▶ _Source extract_:
───
Did you ever hear such nonsense as the row over how people should dress in our national parliament?

It seems now that an unofficial dress code is on the way, requiring men to wear slacks, a jacket and a shirt with a collar.  Well thank God our democracy is safe at last.  This breakthrough will make all the difference when it comes to governing our country.  It goes without saying that an elected representative will be far more effective if he adopts the sort of uniform preferred by upstanding members of society such as, eh, bankers and eh, solicitors and eh, estate agents and eh, mortgage brokers.


It’s all about appearances, you see, and that’s why Ceann Comhairle, Sean Barrett, spoke out so strongly in favour of what he called a “tailored” shirt.  Given the state of some members, it would be a mercy if only a few more of them would wear loose-fitting t-shirts, but it’s not to be.  With Sean, the collar is everything.  You must have a collar or you’re not showing respect to the parliament, but if you choose to conform and wear the standard business suit as defined in the 20th century, you’re free to screw the country into the ground, you’re free to bail out every crook in the western world and you’re free to fiddle every perk that comes your way before walking off with a giant pension.
───
▶ _Exercise instructions_:
a) List the professions that the piece on the parliamentary dress code names as "upstanding members of society."
b) Write the next passage of the piece on the parliamentary dress code, starting right after its final sentence, which ends "before walking off with a giant pension."
The material that follows the dress code piece isn't needed for anything here.
───
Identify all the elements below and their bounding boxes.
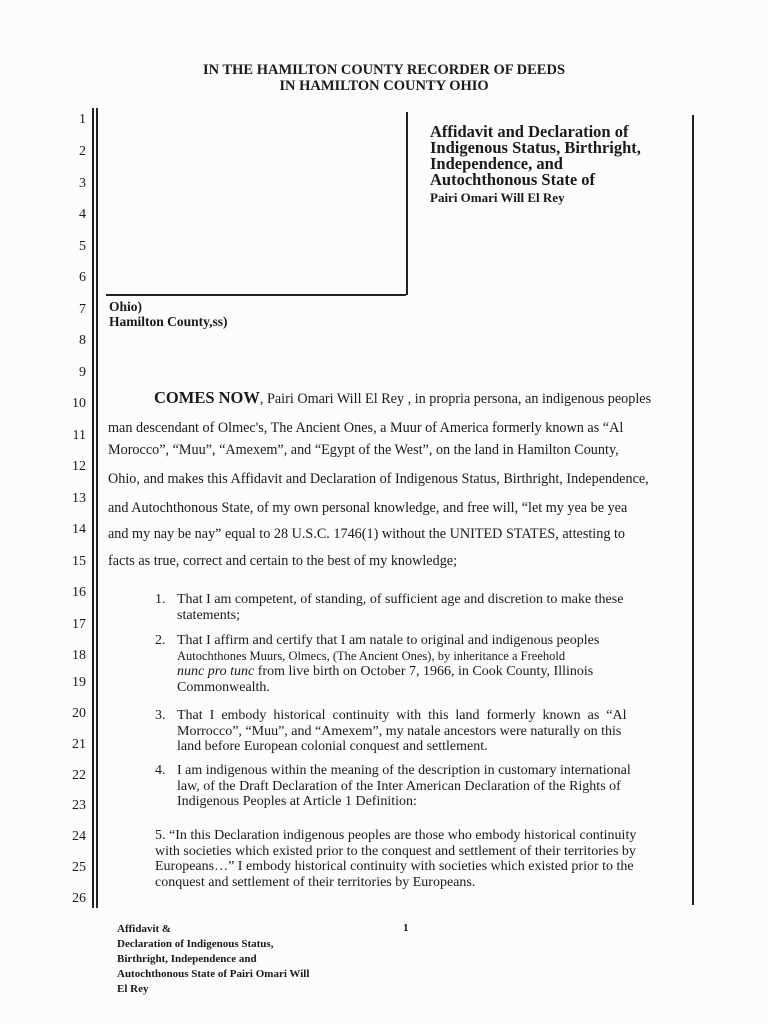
- body-line-3: Morocco”, “Muu”, “Amexem”, and “Egypt of the West”, on the land in Hamilton County,: [108, 442, 619, 458]
- list-item-text: That I affirm and certify that I am natale to original and indigenous peoples: [177, 633, 600, 648]
- list-item: [155, 592, 677, 623]
- line-number: 1: [79, 112, 86, 127]
- line-number: 5: [79, 239, 86, 254]
- line-number: 4: [79, 207, 86, 222]
- title-line3: Independence, and: [430, 154, 563, 173]
- court-header: [0, 62, 768, 94]
- list-item-text: That I embody historical continuity with this land formerly known as “Al: [177, 708, 627, 723]
- list-item-text: Commonwealth.: [177, 679, 270, 695]
- body-line-4: Ohio, and makes this Affidavit and Declaration of Indigenous Status, Birthright, Independence,: [108, 471, 649, 487]
- line-number: 14: [72, 522, 86, 537]
- body-line-1: [154, 388, 651, 408]
- list-item-text: with societies which existed prior to the conquest and settlement of their territories by: [155, 843, 636, 859]
- venue-county: Hamilton County,ss): [109, 314, 228, 329]
- list-item-text: law, of the Draft Declaration of the Inter American Declaration of the Rights of: [177, 778, 621, 794]
- list-item-text-rest: from live birth on October 7, 1966, in Cook County, Illinois: [254, 664, 594, 679]
- body-line-7: facts as true, correct and certain to the best of my knowledge;: [108, 553, 458, 569]
- list-item-text: I am indigenous within the meaning of the description in customary international: [177, 763, 631, 778]
- footer-line: Autochthonous State of Pairi Omari Will: [117, 968, 310, 980]
- list-item: [155, 763, 677, 810]
- footer-line: El Rey: [117, 983, 149, 995]
- line-number: 17: [72, 617, 86, 632]
- caption-box-bottom: [106, 294, 406, 296]
- list-item-text: “In this Declaration indigenous peoples are those who embody historical continuity: [169, 828, 637, 843]
- list-item: [155, 633, 677, 695]
- list-item-number: 1.: [155, 592, 166, 607]
- list-item-text: [177, 664, 677, 680]
- title-name: Pairi Omari Will El Rey: [430, 190, 565, 205]
- line-number: 18: [72, 648, 86, 663]
- list-item-number: 3.: [155, 708, 166, 723]
- title-line2: Indigenous Status, Birthright,: [430, 138, 641, 157]
- title-line4: Autochthonous State of: [430, 170, 596, 189]
- venue-state: Ohio): [109, 299, 143, 314]
- line-number: 10: [72, 396, 86, 411]
- list-item-number: 5.: [155, 828, 166, 843]
- line-number: 3: [79, 176, 86, 191]
- footer-line: Affidavit &: [117, 923, 172, 935]
- line-number: 12: [72, 459, 86, 474]
- venue-caption: [109, 299, 228, 329]
- list-item-text: statements;: [177, 607, 240, 623]
- footer-caption: [117, 922, 309, 997]
- line-number: 24: [72, 829, 86, 844]
- list-item: [155, 708, 687, 755]
- list-item: [155, 828, 685, 890]
- list-item-text: conquest and settlement of their territories by Europeans.: [155, 874, 476, 890]
- document-title: [430, 124, 690, 206]
- comes-now-heading: COMES NOW: [154, 388, 260, 407]
- list-item-text: Indigenous Peoples at Article 1 Definition:: [177, 794, 417, 809]
- line-number: 6: [79, 270, 86, 285]
- list-item-text: Morrocco”, “Muu”, and “Amexem”, my natale ancestors were naturally on this: [177, 723, 622, 739]
- list-item-text: Autochthones Muurs, Olmecs, (The Ancient Ones), by inheritance a Freehold: [177, 648, 566, 663]
- list-item-text: Europeans…” I embody historical continuity with societies which existed prior to the: [155, 859, 634, 874]
- list-item-text: land before European colonial conquest and settlement.: [177, 739, 488, 754]
- list-item-text: That I am competent, of standing, of sufficient age and discretion to make these: [177, 592, 624, 607]
- line-number: 21: [72, 737, 86, 752]
- line-number: 26: [72, 891, 86, 906]
- line-number: 20: [72, 706, 86, 721]
- title-line1: Affidavit and Declaration of: [430, 122, 629, 141]
- court-header-line2: IN HAMILTON COUNTY OHIO: [279, 78, 489, 94]
- line-number: 8: [79, 333, 86, 348]
- page-number: 1: [403, 922, 409, 934]
- line-number: 25: [72, 860, 86, 875]
- line-number: 11: [72, 428, 86, 443]
- left-margin-rule-inner: [96, 108, 98, 908]
- body-line-5: and Autochthonous State, of my own personal knowledge, and free will, “let my yea be yea: [108, 500, 628, 516]
- line-number: 9: [79, 365, 86, 380]
- list-item-number: 2.: [155, 633, 166, 648]
- body-line-2: man descendant of Olmec's, The Ancient Ones, a Muur of America formerly known as “Al: [108, 420, 624, 436]
- line-number: 2: [79, 144, 86, 159]
- line-number: 7: [79, 302, 86, 317]
- footer-line: Birthright, Independence and: [117, 953, 257, 965]
- caption-box-divider: [406, 112, 408, 295]
- nunc-pro-tunc: nunc pro tunc: [177, 664, 255, 679]
- footer-line: Declaration of Indigenous Status,: [117, 938, 274, 950]
- line-number: 22: [72, 768, 86, 783]
- line-number: 19: [72, 675, 86, 690]
- left-margin-rule-outer: [92, 108, 94, 908]
- body-line-6: and my nay be nay” equal to 28 U.S.C. 1746(1) without the UNITED STATES, attesting to: [108, 526, 626, 542]
- line-number: 16: [72, 585, 86, 600]
- court-header-line1: IN THE HAMILTON COUNTY RECORDER OF DEEDS: [202, 62, 566, 78]
- right-margin-rule: [692, 115, 694, 905]
- line-number: 15: [72, 554, 86, 569]
- line-number: 23: [72, 798, 86, 813]
- list-item-number: 4.: [155, 763, 166, 778]
- line-number: 13: [72, 491, 86, 506]
- body-line-1-text: , Pairi Omari Will El Rey , in propria persona, an indigenous peoples: [259, 391, 652, 407]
───
▶ _Answers to the exercise_:
a) Bankers, solicitors, estate agents, mortgage brokers

b)
You see?  Suits are everything.  That’s why superheroes wear them and that’s why fat, ignorant gobshites in Dáil Éireann wear them too.

Sean is very particular about what clothing is disrespectful and what isn’t, right down to the choice of textile your trousers are made from.  If they happen to be of one particular kind of fabric, you’re being disrespectful.  Grey silk is fine.  Blue serge de Nîmes is not.  Obviously.  Any fool could see that, couldn’t they?

I find Ming Flanagan irritating, even when I agree with him.  His delivery grates on me, and the built-in sneer in his voice makes me want to claw at my eyeballs, but he’s still an elected representative, as are Richard Boyd-Barrett, Mick Wallace and all the other independents.  Their constituents voted for them while knowing perfectly well that they wouldn’t wear a suit.  Indeed, their sartorial preference was the last thing on voters’ minds.  And yet, in a plan that’s as sinister as it is laughable, these representatives and their electorate are to be deprived of a voice in the House.


Well, it seems there’s no constitutional basis for forcing a TD to wear any particular style of clothing, so here’s what will happen instead.  If a member tries to speak, while dressed in a way that Sean Barrett disapproves of, he will simply be ignored, or to put it another way, the Ceann Comhairle will sulk.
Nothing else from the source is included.